__Activity__:
Among the entries, how many lines hold the word "kamerorna"? Respond with that number only.
[Opening Input data section]
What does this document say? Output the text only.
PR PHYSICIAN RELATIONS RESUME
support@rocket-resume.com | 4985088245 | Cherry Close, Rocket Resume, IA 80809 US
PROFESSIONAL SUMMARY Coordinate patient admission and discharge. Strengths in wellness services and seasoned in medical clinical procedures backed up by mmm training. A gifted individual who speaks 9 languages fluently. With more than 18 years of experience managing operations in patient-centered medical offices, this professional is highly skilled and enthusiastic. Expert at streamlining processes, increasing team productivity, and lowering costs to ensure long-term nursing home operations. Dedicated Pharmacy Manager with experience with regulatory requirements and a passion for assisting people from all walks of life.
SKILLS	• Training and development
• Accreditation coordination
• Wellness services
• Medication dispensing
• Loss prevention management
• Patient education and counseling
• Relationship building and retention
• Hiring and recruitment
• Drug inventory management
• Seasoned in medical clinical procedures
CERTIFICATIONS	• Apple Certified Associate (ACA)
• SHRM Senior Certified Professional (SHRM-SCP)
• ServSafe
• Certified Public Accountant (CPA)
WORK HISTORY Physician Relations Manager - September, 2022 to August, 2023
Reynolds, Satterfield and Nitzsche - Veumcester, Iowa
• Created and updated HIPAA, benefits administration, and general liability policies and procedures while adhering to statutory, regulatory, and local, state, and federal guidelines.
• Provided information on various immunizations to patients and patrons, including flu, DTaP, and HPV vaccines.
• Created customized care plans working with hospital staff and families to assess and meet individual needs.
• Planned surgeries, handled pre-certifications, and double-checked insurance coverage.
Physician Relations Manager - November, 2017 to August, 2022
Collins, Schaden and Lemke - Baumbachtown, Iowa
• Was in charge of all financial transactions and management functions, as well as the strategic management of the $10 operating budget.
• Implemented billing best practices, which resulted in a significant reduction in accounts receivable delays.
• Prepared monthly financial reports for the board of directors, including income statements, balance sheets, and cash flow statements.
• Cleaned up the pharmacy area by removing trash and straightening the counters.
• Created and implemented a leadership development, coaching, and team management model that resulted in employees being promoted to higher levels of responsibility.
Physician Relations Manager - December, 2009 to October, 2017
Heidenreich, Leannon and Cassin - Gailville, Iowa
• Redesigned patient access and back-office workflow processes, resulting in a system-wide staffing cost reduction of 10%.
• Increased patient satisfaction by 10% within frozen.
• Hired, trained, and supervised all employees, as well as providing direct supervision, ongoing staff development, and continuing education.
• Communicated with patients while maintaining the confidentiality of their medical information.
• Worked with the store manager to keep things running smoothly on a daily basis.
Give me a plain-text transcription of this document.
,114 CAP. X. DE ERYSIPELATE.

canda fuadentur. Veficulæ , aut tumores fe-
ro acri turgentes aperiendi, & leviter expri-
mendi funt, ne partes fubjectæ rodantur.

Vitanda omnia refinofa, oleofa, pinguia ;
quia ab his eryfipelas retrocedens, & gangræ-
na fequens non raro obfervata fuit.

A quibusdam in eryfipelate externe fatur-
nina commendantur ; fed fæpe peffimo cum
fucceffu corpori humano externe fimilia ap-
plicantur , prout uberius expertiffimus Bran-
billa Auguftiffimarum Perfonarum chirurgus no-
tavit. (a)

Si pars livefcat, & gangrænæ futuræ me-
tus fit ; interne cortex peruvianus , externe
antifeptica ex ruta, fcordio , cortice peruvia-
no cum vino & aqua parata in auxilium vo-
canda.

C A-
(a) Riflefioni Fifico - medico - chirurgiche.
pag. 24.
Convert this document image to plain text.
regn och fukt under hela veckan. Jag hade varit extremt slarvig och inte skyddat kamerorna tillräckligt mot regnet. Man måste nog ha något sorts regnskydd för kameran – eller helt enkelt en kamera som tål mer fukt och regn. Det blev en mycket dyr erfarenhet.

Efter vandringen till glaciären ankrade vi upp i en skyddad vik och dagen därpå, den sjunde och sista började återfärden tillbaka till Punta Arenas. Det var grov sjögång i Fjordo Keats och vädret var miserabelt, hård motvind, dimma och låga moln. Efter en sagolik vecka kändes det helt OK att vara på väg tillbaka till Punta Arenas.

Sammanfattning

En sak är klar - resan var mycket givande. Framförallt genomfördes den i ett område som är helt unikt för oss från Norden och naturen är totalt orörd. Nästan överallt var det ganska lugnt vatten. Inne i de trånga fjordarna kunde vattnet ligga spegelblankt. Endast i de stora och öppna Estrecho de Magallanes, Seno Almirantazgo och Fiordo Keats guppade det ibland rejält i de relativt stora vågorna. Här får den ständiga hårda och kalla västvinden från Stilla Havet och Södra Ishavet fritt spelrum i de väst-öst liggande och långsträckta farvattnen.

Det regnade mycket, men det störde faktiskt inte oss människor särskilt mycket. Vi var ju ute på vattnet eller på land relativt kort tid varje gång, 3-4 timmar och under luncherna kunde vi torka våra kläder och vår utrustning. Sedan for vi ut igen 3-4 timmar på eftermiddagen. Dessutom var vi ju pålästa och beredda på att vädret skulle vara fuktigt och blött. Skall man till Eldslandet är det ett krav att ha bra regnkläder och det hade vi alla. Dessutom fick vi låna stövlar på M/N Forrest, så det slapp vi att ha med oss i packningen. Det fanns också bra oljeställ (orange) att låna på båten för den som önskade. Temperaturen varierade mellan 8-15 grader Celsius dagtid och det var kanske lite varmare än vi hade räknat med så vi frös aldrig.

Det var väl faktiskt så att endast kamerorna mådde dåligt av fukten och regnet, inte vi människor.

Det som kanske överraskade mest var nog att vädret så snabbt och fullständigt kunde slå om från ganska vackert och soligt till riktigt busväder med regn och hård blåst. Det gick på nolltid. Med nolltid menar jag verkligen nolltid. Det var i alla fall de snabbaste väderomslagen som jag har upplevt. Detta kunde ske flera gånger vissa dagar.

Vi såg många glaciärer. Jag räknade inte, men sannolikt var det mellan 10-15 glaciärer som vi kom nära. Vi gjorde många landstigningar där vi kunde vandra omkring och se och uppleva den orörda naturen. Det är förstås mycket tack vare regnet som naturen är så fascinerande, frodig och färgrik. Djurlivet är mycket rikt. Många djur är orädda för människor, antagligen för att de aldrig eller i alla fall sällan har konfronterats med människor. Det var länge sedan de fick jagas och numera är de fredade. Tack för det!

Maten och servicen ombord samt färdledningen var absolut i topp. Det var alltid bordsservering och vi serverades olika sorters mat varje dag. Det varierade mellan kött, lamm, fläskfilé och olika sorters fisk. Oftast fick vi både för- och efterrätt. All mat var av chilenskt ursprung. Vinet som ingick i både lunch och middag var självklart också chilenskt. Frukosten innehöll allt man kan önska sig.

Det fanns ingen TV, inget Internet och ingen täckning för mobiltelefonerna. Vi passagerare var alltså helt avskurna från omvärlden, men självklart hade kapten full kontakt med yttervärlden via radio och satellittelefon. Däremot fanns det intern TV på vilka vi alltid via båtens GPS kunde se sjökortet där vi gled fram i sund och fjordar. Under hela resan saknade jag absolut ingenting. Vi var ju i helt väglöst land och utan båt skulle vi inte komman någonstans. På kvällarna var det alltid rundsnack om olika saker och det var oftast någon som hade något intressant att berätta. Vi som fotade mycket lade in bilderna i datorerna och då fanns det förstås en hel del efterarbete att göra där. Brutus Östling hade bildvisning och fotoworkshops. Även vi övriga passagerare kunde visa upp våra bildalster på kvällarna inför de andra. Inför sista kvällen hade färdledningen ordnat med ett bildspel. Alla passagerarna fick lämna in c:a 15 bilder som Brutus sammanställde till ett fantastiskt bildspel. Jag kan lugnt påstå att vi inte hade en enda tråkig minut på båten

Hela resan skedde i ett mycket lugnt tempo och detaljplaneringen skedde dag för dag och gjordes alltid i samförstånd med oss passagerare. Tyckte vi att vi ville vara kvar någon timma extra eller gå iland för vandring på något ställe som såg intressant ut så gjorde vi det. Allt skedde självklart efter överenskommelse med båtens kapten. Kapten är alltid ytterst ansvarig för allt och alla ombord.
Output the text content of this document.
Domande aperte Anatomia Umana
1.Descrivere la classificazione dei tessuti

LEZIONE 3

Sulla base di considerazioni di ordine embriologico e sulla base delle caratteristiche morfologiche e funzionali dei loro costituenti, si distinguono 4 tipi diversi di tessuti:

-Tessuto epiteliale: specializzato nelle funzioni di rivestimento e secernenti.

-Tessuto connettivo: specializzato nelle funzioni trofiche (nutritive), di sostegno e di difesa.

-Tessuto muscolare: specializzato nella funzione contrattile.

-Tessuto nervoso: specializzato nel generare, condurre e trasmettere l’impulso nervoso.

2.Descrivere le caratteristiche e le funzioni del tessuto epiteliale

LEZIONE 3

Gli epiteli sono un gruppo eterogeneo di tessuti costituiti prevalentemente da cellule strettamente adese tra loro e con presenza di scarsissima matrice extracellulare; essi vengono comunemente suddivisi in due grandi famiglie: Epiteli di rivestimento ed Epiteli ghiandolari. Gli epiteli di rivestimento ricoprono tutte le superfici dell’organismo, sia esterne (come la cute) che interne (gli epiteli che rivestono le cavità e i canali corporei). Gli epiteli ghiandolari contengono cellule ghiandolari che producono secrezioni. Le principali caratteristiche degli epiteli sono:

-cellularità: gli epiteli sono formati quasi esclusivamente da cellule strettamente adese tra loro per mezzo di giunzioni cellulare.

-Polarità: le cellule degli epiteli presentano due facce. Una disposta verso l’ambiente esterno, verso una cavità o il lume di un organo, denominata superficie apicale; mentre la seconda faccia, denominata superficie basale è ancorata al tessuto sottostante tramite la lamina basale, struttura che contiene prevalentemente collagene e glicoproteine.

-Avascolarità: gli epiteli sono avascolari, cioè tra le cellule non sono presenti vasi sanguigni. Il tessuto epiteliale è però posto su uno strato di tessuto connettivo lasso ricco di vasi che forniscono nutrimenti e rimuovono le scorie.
[Closing Input data section]
__Solution__:
2